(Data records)
- - - - -
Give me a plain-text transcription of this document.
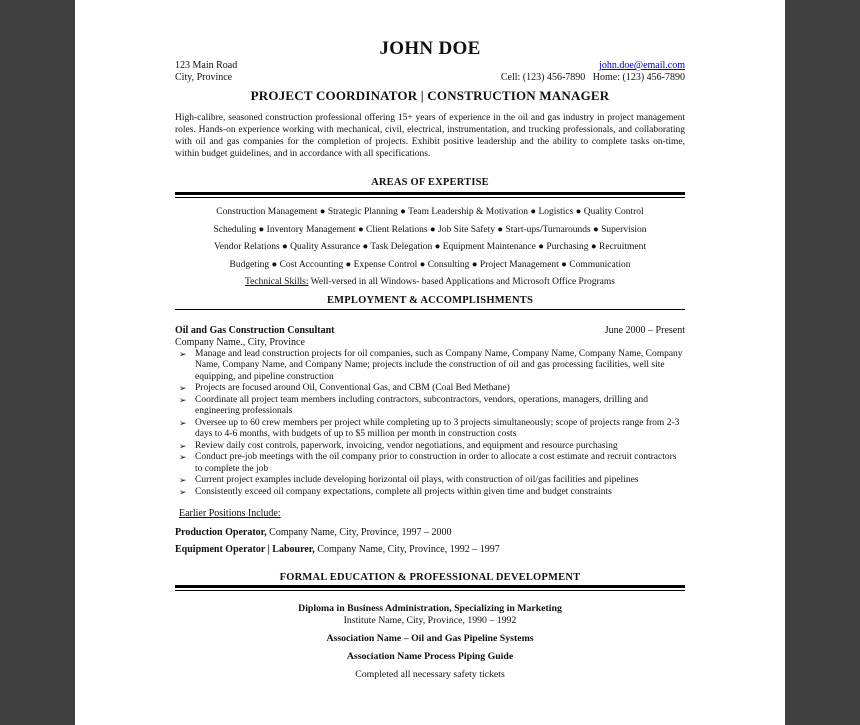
JOHN DOE
123 Main Road
City, Province
john.doe@email.com
Cell: (123) 456-7890   Home: (123) 456-7890
PROJECT COORDINATOR | CONSTRUCTION MANAGER
High-calibre, seasoned construction professional offering 15+ years of experience in the oil and gas industry in project management roles. Hands-on experience working with mechanical, civil, electrical, instrumentation, and trucking professionals, and collaborating with oil and gas companies for the completion of projects. Exhibit positive leadership and the ability to complete tasks on-time, within budget guidelines, and in accordance with all specifications.
AREAS OF EXPERTISE
Construction Management ● Strategic Planning ● Team Leadership & Motivation ● Logistics ● Quality Control
Scheduling ● Inventory Management ● Client Relations ● Job Site Safety ● Start-ups/Turnarounds ● Supervision
Vendor Relations ● Quality Assurance ● Task Delegation ● Equipment Maintenance ● Purchasing ● Recruitment
Budgeting ● Cost Accounting ● Expense Control ● Consulting ● Project Management ● Communication
Technical Skills: Well-versed in all Windows- based Applications and Microsoft Office Programs
EMPLOYMENT & ACCOMPLISHMENTS
Oil and Gas Construction Consultant	June 2000 – Present
Company Name., City, Province
➢ Manage and lead construction projects for oil companies, such as Company Name, Company Name, Company Name, Company Name, Company Name, and Company Name; projects include the construction of oil and gas processing facilities, well site equipping, and pipeline construction
➢ Projects are focused around Oil, Conventional Gas, and CBM (Coal Bed Methane)
➢ Coordinate all project team members including contractors, subcontractors, vendors, operations, managers, drilling and engineering professionals
➢ Oversee up to 60 crew members per project while completing up to 3 projects simultaneously; scope of projects range from 2-3 days to 4-6 months, with budgets of up to $5 million per month in construction costs
➢ Review daily cost controls, paperwork, invoicing, vendor negotiations, and equipment and resource purchasing
➢ Conduct pre-job meetings with the oil company prior to construction in order to allocate a cost estimate and recruit contractors to complete the job
➢ Current project examples include developing horizontal oil plays, with construction of oil/gas facilities and pipelines
➢ Consistently exceed oil company expectations, complete all projects within given time and budget constraints
Earlier Positions Include:
Production Operator, Company Name, City, Province, 1997 – 2000
Equipment Operator | Labourer, Company Name, City, Province, 1992 – 1997
FORMAL EDUCATION & PROFESSIONAL DEVELOPMENT
Diploma in Business Administration, Specializing in Marketing
Institute Name, City, Province, 1990 – 1992
Association Name – Oil and Gas Pipeline Systems
Association Name Process Piping Guide
Completed all necessary safety tickets
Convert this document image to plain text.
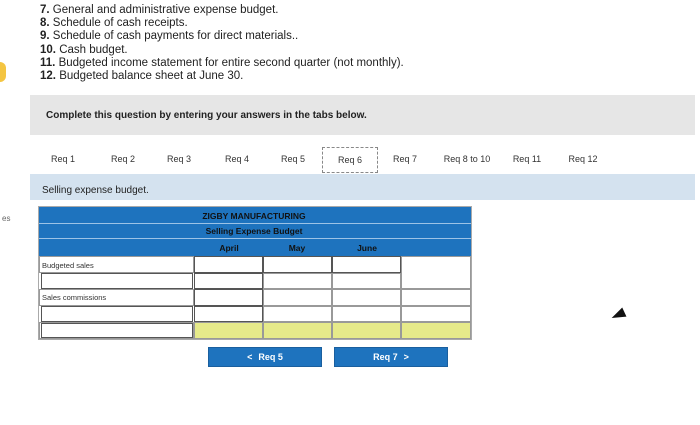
es
7. General and administrative expense budget.
8. Schedule of cash receipts.
9. Schedule of cash payments for direct materials..
10. Cash budget.
11. Budgeted income statement for entire second quarter (not monthly).
12. Budgeted balance sheet at June 30.
Complete this question by entering your answers in the tabs below.
Req 1	Req 2	Req 3	Req 4	Req 5	Req 6	Req 7	Req 8 to 10	Req 11	Req 12
Selling expense budget.
ZIGBY MANUFACTURING
Selling Expense Budget
April	May	June
Budgeted sales
Sales commissions
< Req 5	Req 7 >
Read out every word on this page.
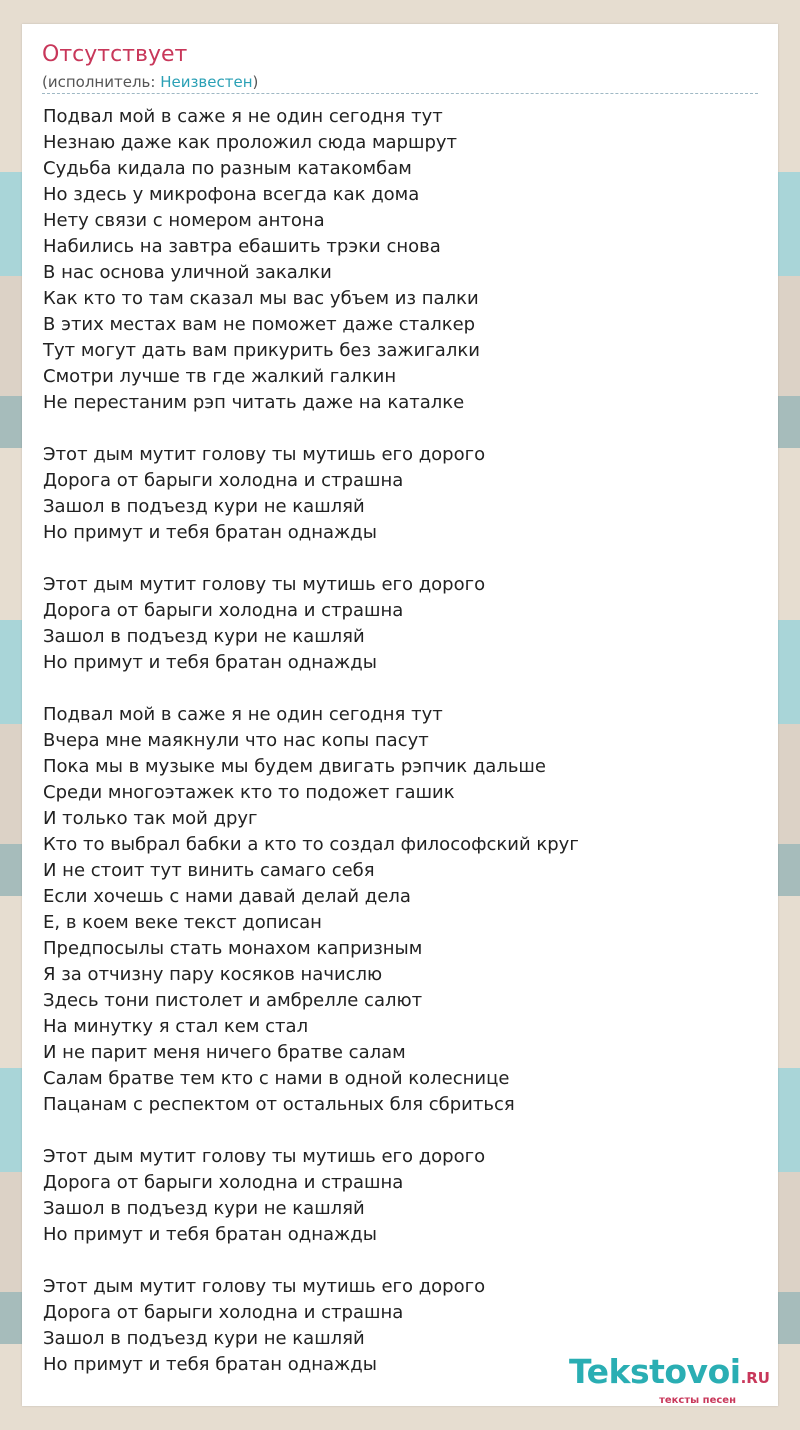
Отсутствует
(исполнитель: Неизвестен)
Подвал мой в саже я не один сегодня тут
Незнаю даже как проложил сюда маршрут
Судьба кидала по разным катакомбам
Но здесь у микрофона всегда как дома
Нету связи с номером антона
Набились на завтра ебашить трэки снова
В нас основа уличной закалки
Как кто то там сказал мы вас убъем из палки
В этих местах вам не поможет даже сталкер
Тут могут дать вам прикурить без зажигалки
Смотри лучше тв где жалкий галкин
Не перестаним рэп читать даже на каталке
Этот дым мутит голову ты мутишь его дорого
Дорога от барыги холодна и страшна
Зашол в подъезд кури не кашляй
Но примут и тебя братан однажды
Этот дым мутит голову ты мутишь его дорого
Дорога от барыги холодна и страшна
Зашол в подъезд кури не кашляй
Но примут и тебя братан однажды
Подвал мой в саже я не один сегодня тут
Вчера мне маякнули что нас копы пасут
Пока мы в музыке мы будем двигать рэпчик дальше
Среди многоэтажек кто то подожет гашик
И только так мой друг
Кто то выбрал бабки а кто то создал философский круг
И не стоит тут винить самаго себя
Если хочешь с нами давай делай дела
Е, в коем веке текст дописан
Предпосылы стать монахом капризным
Я за отчизну пару косяков начислю
Здесь тони пистолет и амбрелле салют
На минутку я стал кем стал
И не парит меня ничего братве салам
Салам братве тем кто с нами в одной колеснице
Пацанам с респектом от остальных бля сбриться
Этот дым мутит голову ты мутишь его дорого
Дорога от барыги холодна и страшна
Зашол в подъезд кури не кашляй
Но примут и тебя братан однажды
Этот дым мутит голову ты мутишь его дорого
Дорога от барыги холодна и страшна
Зашол в подъезд кури не кашляй
Но примут и тебя братан однажды	Tekstovoi.RU
тексты песен
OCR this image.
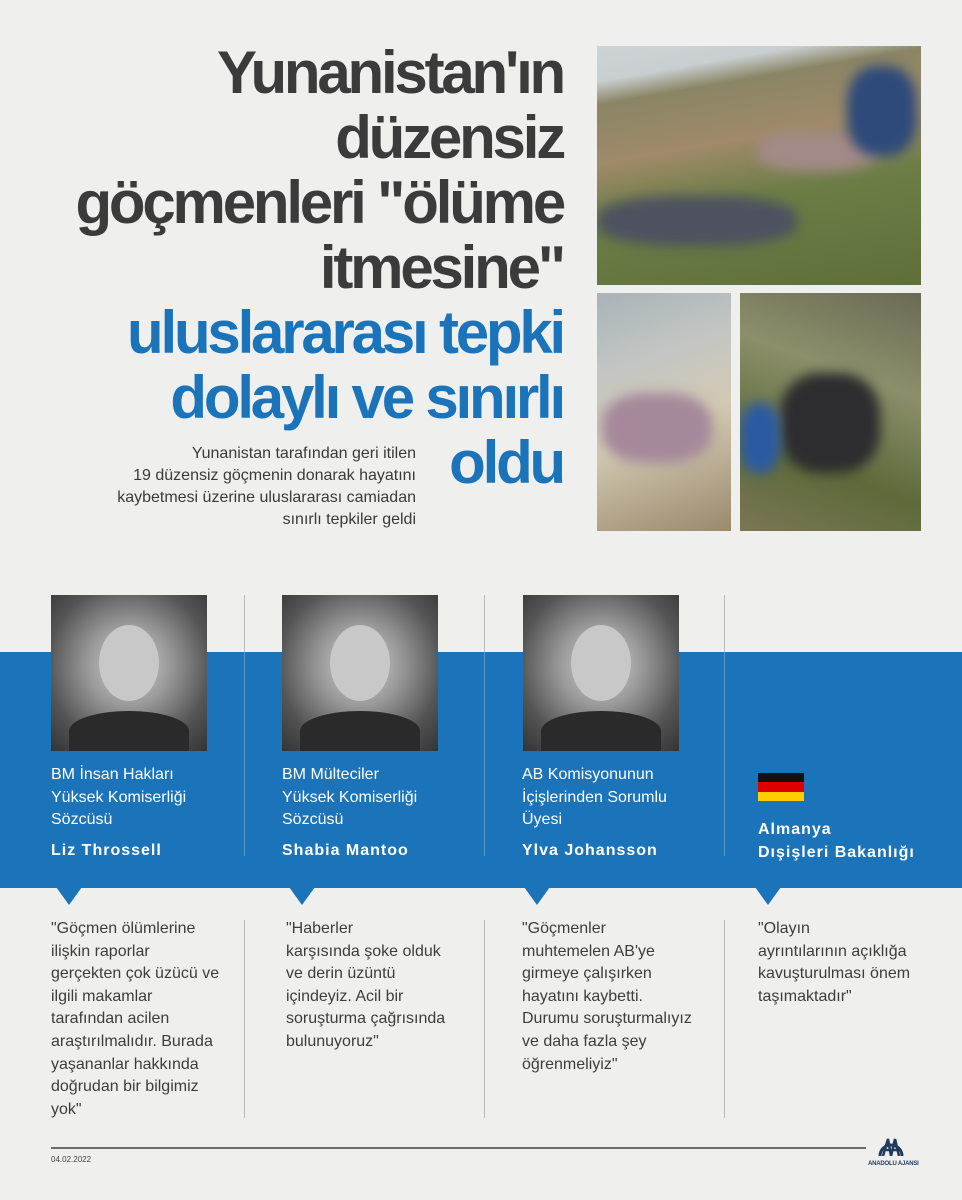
Yunanistan'ın
düzensiz
göçmenleri "ölüme
itmesine"
uluslararası tepki
dolaylı ve sınırlı
oldu
Yunanistan tarafından geri itilen
19 düzensiz göçmenin donarak hayatını
kaybetmesi üzerine uluslararası camiadan
sınırlı tepkiler geldi
BM İnsan Hakları
Yüksek Komiserliği
Sözcüsü
Liz Throssell
BM Mülteciler
Yüksek Komiserliği
Sözcüsü
Shabia Mantoo
AB Komisyonunun
İçişlerinden Sorumlu
Üyesi
Ylva Johansson
Almanya
Dışişleri Bakanlığı
"Göçmen ölümlerine
ilişkin raporlar
gerçekten çok üzücü ve
ilgili makamlar
tarafından acilen
araştırılmalıdır. Burada
yaşananlar hakkında
doğrudan bir bilgimiz
yok"
"Haberler
karşısında şoke olduk
ve derin üzüntü
içindeyiz. Acil bir
soruşturma çağrısında
bulunuyoruz"
"Göçmenler
muhtemelen AB'ye
girmeye çalışırken
hayatını kaybetti.
Durumu soruşturmalıyız
ve daha fazla şey
öğrenmeliyiz"
"Olayın
ayrıntılarının açıklığa
kavuşturulması önem
taşımaktadır"
04.02.2022	ANADOLU AJANSI
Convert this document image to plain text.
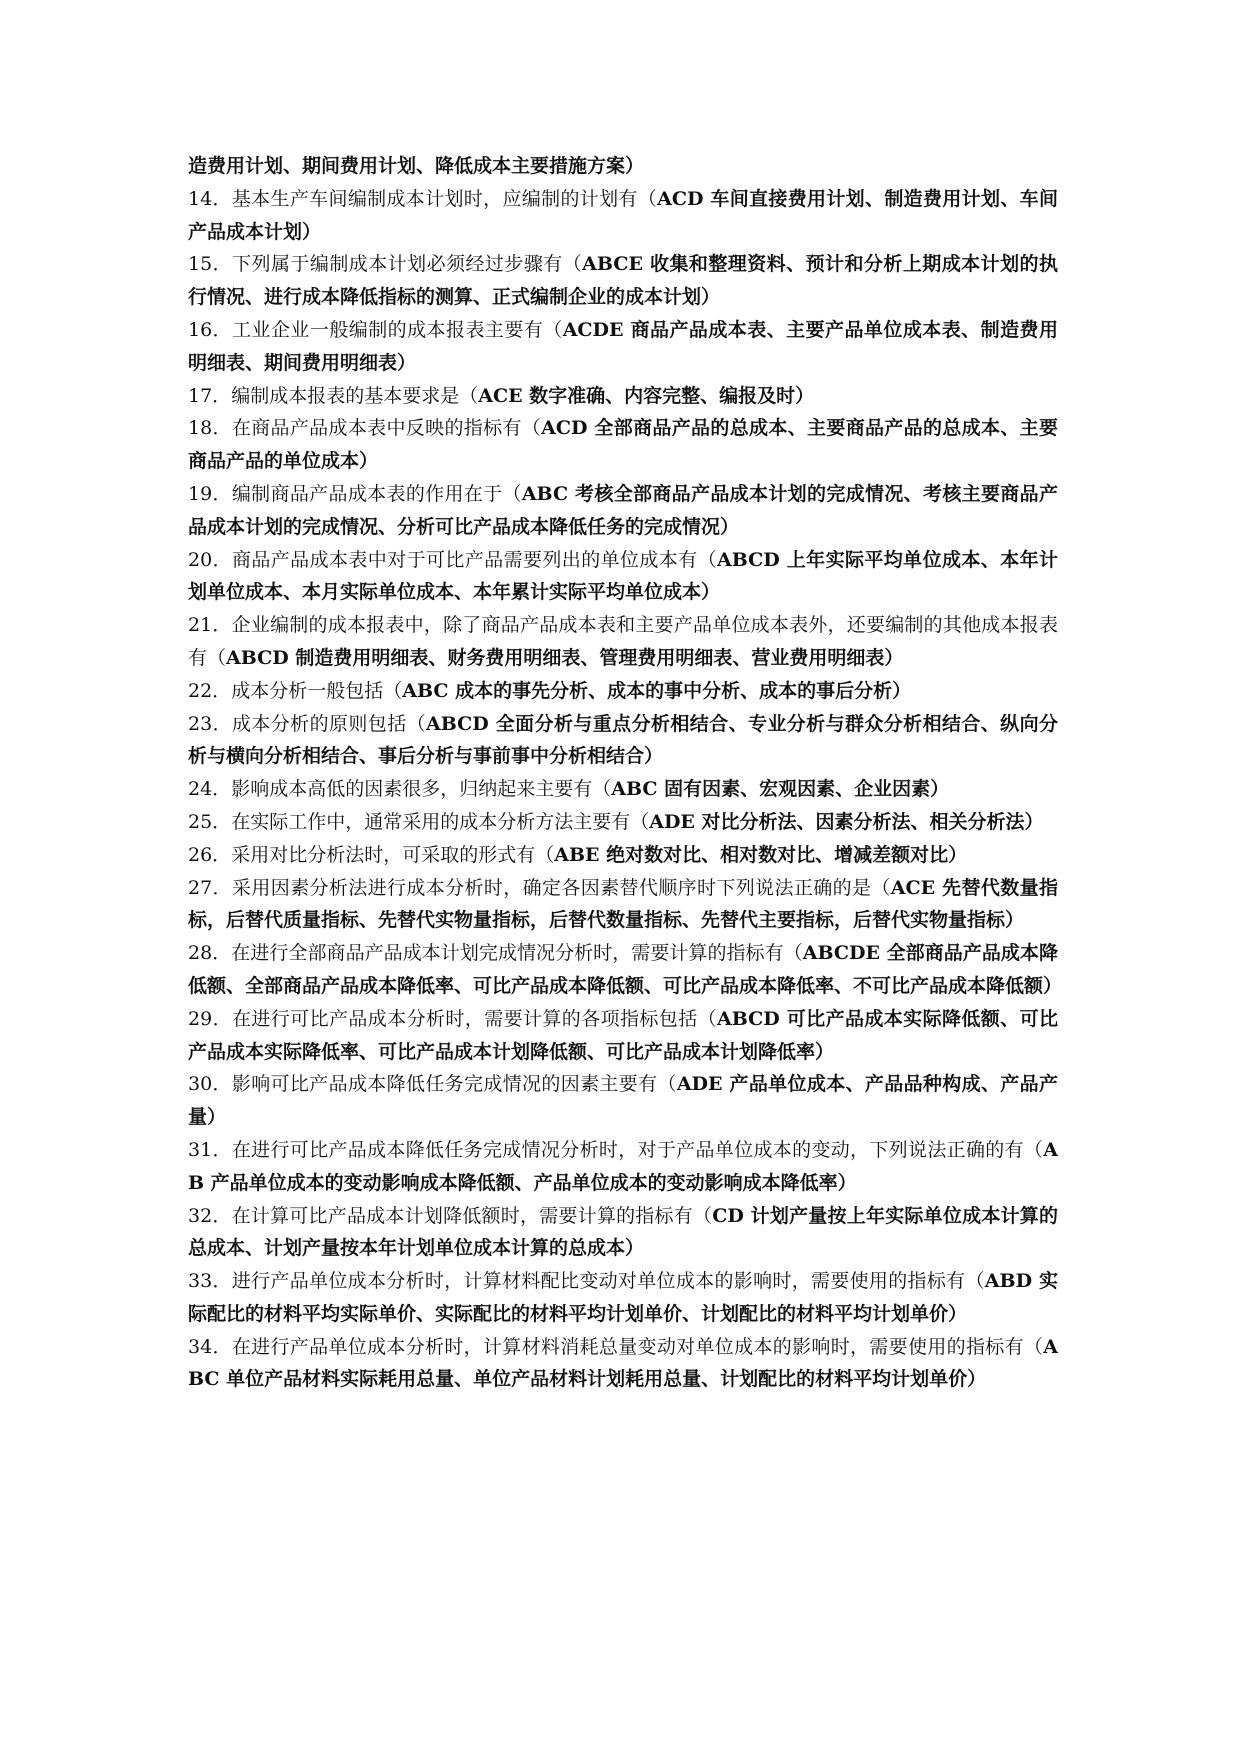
造费用计划、期间费用计划、降低成本主要措施方案）

14．基本生产车间编制成本计划时，应编制的计划有（ACD 车间直接费用计划、制造费用计划、车间产品成本计划）

15．下列属于编制成本计划必须经过步骤有（ABCE 收集和整理资料、预计和分析上期成本计划的执行情况、进行成本降低指标的测算、正式编制企业的成本计划）

16．工业企业一般编制的成本报表主要有（ACDE 商品产品成本表、主要产品单位成本表、制造费用明细表、期间费用明细表）

17．编制成本报表的基本要求是（ACE 数字准确、内容完整、编报及时）

18．在商品产品成本表中反映的指标有（ACD 全部商品产品的总成本、主要商品产品的总成本、主要商品产品的单位成本）

19．编制商品产品成本表的作用在于（ABC 考核全部商品产品成本计划的完成情况、考核主要商品产品成本计划的完成情况、分析可比产品成本降低任务的完成情况）

20．商品产品成本表中对于可比产品需要列出的单位成本有（ABCD 上年实际平均单位成本、本年计划单位成本、本月实际单位成本、本年累计实际平均单位成本）

21．企业编制的成本报表中，除了商品产品成本表和主要产品单位成本表外，还要编制的其他成本报表有（ABCD 制造费用明细表、财务费用明细表、管理费用明细表、营业费用明细表）

22．成本分析一般包括（ABC 成本的事先分析、成本的事中分析、成本的事后分析）

23．成本分析的原则包括（ABCD 全面分析与重点分析相结合、专业分析与群众分析相结合、纵向分析与横向分析相结合、事后分析与事前事中分析相结合）

24．影响成本高低的因素很多，归纳起来主要有（ABC 固有因素、宏观因素、企业因素）

25．在实际工作中，通常采用的成本分析方法主要有（ADE 对比分析法、因素分析法、相关分析法）

26．采用对比分析法时，可采取的形式有（ABE 绝对数对比、相对数对比、增减差额对比）

27．采用因素分析法进行成本分析时，确定各因素替代顺序时下列说法正确的是（ACE 先替代数量指标，后替代质量指标、先替代实物量指标，后替代数量指标、先替代主要指标，后替代实物量指标）

28．在进行全部商品产品成本计划完成情况分析时，需要计算的指标有（ABCDE 全部商品产品成本降低额、全部商品产品成本降低率、可比产品成本降低额、可比产品成本降低率、不可比产品成本降低额）

29．在进行可比产品成本分析时，需要计算的各项指标包括（ABCD 可比产品成本实际降低额、可比产品成本实际降低率、可比产品成本计划降低额、可比产品成本计划降低率）

30．影响可比产品成本降低任务完成情况的因素主要有（ADE 产品单位成本、产品品种构成、产品产量）

31．在进行可比产品成本降低任务完成情况分析时，对于产品单位成本的变动，下列说法正确的有（AB 产品单位成本的变动影响成本降低额、产品单位成本的变动影响成本降低率）

32．在计算可比产品成本计划降低额时，需要计算的指标有（CD 计划产量按上年实际单位成本计算的总成本、计划产量按本年计划单位成本计算的总成本）

33．进行产品单位成本分析时，计算材料配比变动对单位成本的影响时，需要使用的指标有（ABD 实际配比的材料平均实际单价、实际配比的材料平均计划单价、计划配比的材料平均计划单价）

34．在进行产品单位成本分析时，计算材料消耗总量变动对单位成本的影响时，需要使用的指标有（ABC 单位产品材料实际耗用总量、单位产品材料计划耗用总量、计划配比的材料平均计划单价）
- - - - -
# Problem to solve
Extract all lines from the data in which "Association" is found.

# Answer
Association Name – Oil and Gas Pipeline Systems
Association Name Process Piping Guide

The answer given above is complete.